Pull out all lines from the listing below in which the word "accompagnées" appears.

--- Begin SUPPLIED ENTRIES ---

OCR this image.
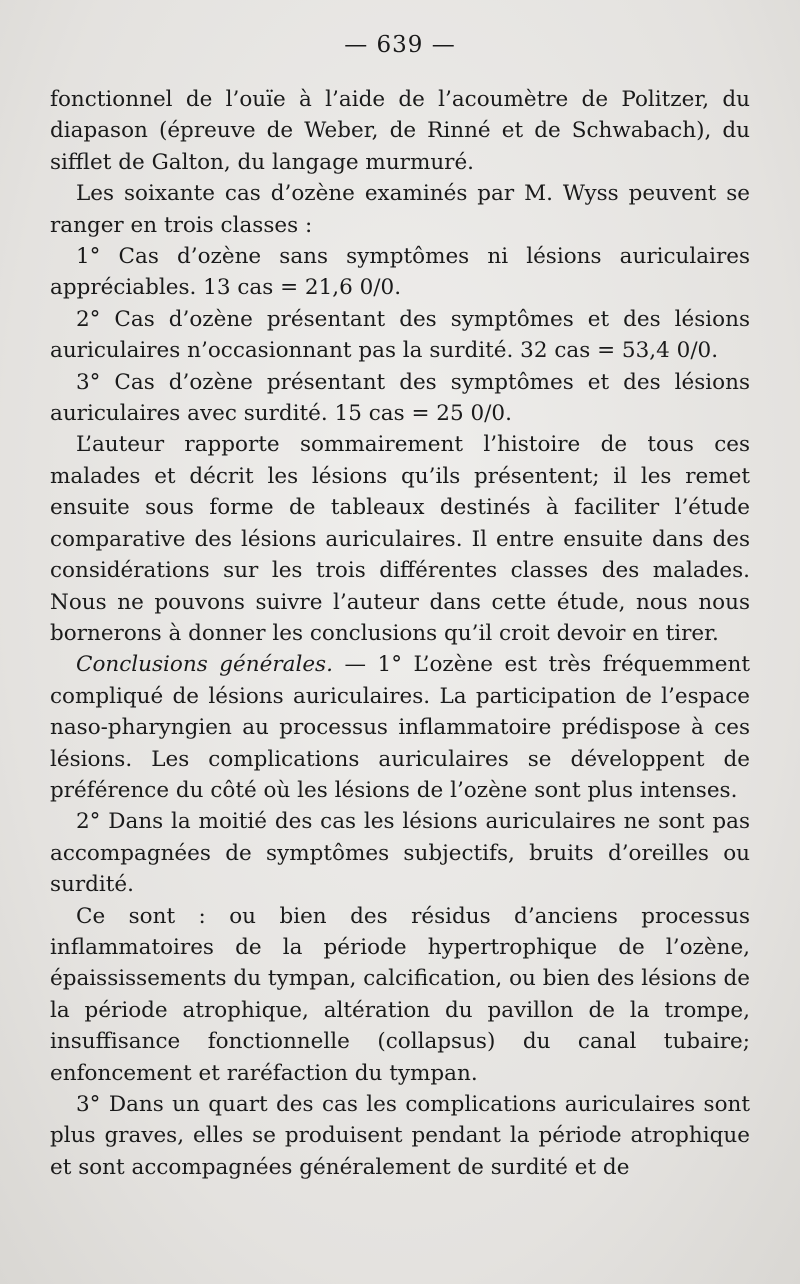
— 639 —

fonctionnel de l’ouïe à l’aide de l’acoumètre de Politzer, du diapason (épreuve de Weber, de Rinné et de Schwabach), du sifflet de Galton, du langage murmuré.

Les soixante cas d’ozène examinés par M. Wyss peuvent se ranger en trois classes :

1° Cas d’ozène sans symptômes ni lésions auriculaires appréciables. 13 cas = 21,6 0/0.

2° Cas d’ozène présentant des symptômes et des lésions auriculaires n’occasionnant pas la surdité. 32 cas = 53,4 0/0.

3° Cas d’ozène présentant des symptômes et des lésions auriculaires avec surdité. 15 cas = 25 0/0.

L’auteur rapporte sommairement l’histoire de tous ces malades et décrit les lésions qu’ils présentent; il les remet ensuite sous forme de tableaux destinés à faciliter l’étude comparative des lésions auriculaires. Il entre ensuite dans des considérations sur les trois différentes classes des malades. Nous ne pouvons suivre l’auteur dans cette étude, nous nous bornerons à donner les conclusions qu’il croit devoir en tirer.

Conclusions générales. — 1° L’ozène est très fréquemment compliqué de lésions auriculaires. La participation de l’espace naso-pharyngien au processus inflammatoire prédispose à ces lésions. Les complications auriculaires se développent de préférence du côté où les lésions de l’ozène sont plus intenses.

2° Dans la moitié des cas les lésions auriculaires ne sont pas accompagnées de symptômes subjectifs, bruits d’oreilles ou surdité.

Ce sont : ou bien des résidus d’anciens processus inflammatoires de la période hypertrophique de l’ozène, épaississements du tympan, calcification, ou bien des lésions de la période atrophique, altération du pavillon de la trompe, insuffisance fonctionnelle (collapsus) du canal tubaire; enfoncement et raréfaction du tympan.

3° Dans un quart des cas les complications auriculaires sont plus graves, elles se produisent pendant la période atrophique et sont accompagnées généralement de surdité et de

--- End SUPPLIED ENTRIES ---
--- Begin SUPPLIED ENTRIES ---

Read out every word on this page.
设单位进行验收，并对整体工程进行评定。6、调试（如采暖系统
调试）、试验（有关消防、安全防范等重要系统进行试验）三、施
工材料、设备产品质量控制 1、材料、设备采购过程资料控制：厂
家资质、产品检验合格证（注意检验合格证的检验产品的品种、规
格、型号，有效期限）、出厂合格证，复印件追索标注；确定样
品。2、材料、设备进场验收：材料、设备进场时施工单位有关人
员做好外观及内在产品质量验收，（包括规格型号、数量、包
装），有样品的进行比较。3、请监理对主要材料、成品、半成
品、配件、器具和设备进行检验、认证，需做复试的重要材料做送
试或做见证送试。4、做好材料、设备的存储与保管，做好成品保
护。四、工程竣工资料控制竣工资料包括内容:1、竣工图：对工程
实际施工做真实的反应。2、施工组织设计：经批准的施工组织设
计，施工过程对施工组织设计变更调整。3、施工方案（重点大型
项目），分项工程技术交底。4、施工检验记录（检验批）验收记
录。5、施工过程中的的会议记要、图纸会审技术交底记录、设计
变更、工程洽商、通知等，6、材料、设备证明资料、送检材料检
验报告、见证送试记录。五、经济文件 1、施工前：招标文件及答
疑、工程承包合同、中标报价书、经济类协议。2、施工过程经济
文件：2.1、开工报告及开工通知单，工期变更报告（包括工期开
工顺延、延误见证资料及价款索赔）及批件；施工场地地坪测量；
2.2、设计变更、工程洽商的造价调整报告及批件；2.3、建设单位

--- End SUPPLIED ENTRIES ---
--- Begin SUPPLIED ENTRIES ---

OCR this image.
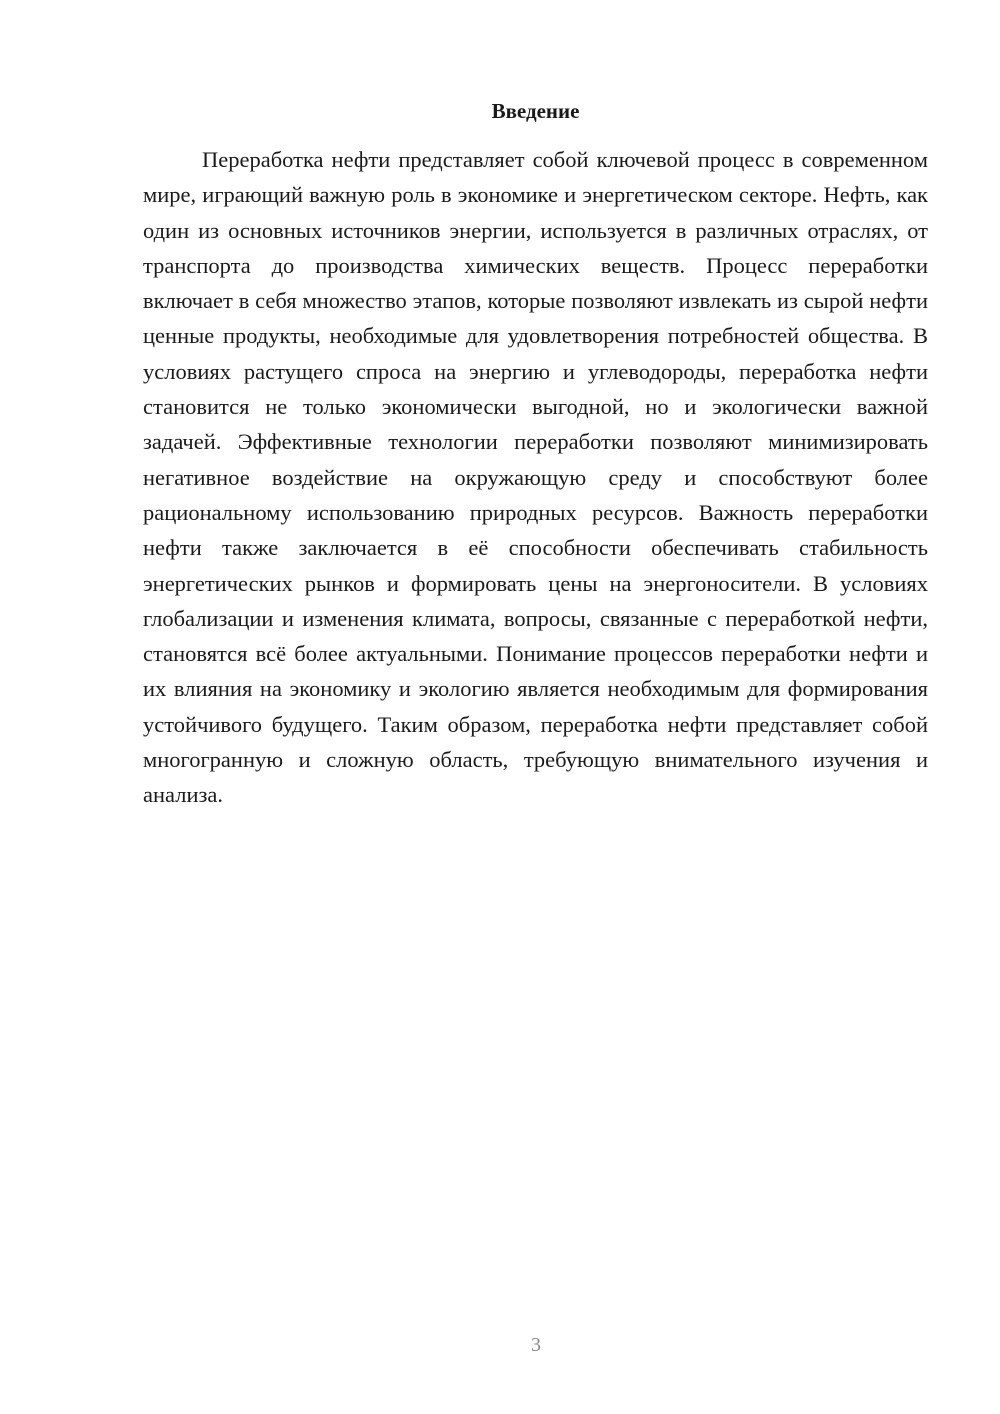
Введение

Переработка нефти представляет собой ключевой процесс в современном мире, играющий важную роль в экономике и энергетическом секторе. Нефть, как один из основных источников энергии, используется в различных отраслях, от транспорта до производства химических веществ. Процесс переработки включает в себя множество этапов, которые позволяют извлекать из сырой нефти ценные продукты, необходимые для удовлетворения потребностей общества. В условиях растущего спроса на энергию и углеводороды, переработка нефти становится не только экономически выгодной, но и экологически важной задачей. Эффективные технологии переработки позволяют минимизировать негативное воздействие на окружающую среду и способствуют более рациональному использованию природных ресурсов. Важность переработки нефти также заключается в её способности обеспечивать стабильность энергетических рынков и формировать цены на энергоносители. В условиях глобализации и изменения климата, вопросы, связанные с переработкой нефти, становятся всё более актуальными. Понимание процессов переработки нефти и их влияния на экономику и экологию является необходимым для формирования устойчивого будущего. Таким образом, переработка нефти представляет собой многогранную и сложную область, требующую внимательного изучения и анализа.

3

--- End SUPPLIED ENTRIES ---

= SOLUTION FOR THIS PROBLEM =
2° Dans la moitié des cas les lésions auriculaires ne sont pas accompagnées de symptômes subjectifs, bruits d’oreilles ou surdité.
3° Dans un quart des cas les complications auriculaires sont plus graves, elles se produisent pendant la période atrophique et sont accompagnées généralement de surdité et de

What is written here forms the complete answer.